[BEGIN Dataset excerpts]
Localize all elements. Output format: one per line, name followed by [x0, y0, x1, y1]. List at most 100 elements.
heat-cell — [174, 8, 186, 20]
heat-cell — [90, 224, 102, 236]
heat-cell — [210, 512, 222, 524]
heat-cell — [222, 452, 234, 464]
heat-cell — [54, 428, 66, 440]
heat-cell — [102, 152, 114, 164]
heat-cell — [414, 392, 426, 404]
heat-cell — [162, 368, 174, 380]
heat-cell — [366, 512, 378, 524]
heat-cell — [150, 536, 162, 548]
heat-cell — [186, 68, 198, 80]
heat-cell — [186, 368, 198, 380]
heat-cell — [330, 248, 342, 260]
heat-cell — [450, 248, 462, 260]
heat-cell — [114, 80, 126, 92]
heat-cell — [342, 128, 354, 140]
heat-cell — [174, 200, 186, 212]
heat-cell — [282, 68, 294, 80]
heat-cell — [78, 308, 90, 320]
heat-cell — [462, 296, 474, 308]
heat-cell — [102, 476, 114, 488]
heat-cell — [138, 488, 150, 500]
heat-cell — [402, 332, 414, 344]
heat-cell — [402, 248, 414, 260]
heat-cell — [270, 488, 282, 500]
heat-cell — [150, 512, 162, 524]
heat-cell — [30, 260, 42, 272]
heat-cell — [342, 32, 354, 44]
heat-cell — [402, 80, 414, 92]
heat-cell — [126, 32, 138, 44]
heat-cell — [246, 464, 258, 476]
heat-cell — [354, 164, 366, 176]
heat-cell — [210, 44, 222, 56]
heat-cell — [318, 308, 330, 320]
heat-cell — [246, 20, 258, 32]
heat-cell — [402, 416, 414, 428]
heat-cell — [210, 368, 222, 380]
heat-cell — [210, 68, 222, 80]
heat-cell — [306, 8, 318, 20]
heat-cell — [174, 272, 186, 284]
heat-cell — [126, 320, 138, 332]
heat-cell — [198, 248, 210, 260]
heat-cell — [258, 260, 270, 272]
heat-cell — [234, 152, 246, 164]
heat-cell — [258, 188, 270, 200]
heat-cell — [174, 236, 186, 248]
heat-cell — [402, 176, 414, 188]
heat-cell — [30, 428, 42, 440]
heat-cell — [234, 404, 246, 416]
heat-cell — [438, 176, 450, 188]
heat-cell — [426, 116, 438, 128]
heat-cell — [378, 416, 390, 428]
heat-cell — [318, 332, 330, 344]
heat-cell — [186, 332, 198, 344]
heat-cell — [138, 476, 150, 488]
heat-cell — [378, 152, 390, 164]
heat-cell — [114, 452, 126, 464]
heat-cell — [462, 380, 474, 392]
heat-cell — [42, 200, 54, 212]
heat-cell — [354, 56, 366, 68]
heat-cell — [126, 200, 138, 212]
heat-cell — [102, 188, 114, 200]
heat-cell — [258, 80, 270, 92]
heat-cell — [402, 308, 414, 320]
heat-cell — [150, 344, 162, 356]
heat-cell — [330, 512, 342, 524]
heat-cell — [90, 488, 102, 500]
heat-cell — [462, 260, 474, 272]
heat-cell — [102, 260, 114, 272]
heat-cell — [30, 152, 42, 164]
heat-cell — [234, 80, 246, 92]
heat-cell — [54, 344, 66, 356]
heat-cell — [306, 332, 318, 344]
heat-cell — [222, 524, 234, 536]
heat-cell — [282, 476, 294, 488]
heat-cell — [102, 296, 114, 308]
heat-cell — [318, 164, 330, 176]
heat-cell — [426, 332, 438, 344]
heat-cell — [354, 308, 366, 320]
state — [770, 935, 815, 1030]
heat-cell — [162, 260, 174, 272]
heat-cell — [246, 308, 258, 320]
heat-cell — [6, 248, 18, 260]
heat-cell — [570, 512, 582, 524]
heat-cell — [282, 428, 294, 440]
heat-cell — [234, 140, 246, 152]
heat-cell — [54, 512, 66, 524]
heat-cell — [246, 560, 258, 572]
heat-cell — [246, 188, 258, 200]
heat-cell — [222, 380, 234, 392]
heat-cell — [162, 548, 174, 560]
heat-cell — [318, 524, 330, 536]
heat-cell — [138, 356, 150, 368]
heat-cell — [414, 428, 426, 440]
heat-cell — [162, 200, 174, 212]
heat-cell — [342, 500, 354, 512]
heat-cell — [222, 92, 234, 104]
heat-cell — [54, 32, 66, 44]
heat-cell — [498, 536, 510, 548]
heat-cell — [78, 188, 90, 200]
[END Dataset excerpts]
Do this: Count the lines of the listing above that contain the word "Localize", and reply with that number alone.

The reply: 1